Your goal:
Go through the records below line by line, counting those that contain the word "千万工程"; answer with the count only.

↓

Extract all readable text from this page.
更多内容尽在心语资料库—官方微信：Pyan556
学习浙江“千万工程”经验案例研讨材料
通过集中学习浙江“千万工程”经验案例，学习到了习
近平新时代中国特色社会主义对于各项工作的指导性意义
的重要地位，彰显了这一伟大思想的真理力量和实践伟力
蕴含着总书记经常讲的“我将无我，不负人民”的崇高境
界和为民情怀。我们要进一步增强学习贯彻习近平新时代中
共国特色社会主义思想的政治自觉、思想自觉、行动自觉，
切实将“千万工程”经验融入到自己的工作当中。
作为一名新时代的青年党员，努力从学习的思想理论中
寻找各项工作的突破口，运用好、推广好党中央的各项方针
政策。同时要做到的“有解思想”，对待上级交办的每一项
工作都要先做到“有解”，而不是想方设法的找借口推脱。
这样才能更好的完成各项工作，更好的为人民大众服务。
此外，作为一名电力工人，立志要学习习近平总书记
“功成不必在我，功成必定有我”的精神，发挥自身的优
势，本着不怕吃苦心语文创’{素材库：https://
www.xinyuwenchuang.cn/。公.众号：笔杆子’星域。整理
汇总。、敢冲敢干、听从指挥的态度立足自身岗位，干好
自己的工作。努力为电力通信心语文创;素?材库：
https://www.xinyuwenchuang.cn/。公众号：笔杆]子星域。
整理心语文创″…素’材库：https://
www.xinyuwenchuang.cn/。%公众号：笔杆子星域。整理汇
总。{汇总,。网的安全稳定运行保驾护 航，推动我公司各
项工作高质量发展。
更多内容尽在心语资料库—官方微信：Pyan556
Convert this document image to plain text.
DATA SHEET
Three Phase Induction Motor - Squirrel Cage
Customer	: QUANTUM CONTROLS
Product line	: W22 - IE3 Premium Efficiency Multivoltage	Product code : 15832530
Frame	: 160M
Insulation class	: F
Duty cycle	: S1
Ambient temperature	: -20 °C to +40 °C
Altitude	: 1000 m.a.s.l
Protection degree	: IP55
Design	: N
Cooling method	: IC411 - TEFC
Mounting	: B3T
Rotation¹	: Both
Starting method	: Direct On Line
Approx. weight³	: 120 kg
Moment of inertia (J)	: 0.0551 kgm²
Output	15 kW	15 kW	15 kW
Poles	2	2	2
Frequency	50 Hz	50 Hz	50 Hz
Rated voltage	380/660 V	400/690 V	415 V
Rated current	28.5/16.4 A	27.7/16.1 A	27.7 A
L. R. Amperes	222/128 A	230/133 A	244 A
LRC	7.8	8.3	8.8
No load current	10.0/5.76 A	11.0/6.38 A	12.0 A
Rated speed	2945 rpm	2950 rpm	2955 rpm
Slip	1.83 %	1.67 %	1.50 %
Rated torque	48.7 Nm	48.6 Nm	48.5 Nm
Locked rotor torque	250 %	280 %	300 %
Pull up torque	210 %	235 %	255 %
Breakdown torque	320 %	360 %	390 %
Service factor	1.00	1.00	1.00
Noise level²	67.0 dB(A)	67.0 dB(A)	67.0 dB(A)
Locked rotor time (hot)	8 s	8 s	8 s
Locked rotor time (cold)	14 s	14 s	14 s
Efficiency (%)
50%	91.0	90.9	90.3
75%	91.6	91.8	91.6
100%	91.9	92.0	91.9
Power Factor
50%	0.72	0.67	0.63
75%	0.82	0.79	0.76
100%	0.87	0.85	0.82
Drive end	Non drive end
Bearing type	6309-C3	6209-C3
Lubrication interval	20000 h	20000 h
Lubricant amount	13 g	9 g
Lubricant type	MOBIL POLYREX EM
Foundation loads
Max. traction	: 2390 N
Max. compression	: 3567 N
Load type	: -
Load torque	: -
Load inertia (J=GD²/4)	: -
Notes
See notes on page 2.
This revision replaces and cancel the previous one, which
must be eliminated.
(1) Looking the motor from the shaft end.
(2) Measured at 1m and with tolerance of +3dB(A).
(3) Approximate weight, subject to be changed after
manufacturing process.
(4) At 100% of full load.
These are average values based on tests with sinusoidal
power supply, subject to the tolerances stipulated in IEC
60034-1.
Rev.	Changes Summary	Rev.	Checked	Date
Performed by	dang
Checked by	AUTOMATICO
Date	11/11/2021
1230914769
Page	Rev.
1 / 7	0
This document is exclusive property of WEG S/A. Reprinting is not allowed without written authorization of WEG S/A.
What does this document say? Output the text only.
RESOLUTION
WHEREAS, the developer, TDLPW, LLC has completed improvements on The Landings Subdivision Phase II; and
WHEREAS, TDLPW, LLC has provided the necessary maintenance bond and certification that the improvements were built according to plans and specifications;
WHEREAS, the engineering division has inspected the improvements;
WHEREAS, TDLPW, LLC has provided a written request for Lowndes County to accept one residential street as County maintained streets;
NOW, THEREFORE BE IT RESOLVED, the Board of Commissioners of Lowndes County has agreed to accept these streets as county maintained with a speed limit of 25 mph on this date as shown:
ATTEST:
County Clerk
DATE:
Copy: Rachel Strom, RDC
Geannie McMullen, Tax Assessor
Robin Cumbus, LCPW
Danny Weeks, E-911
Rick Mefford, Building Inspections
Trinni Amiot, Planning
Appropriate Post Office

↑

Result for this exercise:
3